> INFORMATION SHOWN
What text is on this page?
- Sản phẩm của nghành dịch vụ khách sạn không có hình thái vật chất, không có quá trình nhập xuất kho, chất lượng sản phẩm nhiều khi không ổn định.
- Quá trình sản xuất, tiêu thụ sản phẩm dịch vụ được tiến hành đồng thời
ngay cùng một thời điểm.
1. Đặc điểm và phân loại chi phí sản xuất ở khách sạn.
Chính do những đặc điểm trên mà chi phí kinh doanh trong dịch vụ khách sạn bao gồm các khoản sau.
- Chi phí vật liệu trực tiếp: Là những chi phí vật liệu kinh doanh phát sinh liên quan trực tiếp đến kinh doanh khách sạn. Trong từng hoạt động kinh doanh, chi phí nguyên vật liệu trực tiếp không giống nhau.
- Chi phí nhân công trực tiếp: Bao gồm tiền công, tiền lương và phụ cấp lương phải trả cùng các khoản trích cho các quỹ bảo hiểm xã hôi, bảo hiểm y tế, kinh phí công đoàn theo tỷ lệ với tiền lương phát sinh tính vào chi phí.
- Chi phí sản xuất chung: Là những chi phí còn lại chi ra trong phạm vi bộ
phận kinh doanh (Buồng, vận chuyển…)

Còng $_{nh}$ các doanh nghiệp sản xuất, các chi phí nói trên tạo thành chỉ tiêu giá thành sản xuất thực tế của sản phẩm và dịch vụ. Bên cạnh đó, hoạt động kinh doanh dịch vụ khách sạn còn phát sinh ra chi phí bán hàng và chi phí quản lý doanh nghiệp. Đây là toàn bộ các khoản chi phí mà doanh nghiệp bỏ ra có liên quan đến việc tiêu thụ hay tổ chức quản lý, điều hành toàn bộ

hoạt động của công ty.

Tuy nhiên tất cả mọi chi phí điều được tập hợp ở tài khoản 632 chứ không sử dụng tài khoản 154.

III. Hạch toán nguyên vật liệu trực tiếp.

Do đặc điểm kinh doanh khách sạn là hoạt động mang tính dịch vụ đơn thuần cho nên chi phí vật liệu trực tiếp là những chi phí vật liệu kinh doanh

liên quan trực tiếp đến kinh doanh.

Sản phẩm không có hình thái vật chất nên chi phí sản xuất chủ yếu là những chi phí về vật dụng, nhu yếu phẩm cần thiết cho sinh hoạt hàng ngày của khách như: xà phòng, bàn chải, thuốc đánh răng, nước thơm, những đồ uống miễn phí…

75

> WHAT IS ASKED
Each line that has the word "được" should be copied.

> SOLUTION BELOW
- Quá trình sản xuất, tiêu thụ sản phẩm dịch vụ được tiến hành đồng thời
Tuy nhiên tất cả mọi chi phí điều được tập hợp ở tài khoản 632 chứ không sử dụng tài khoản 154.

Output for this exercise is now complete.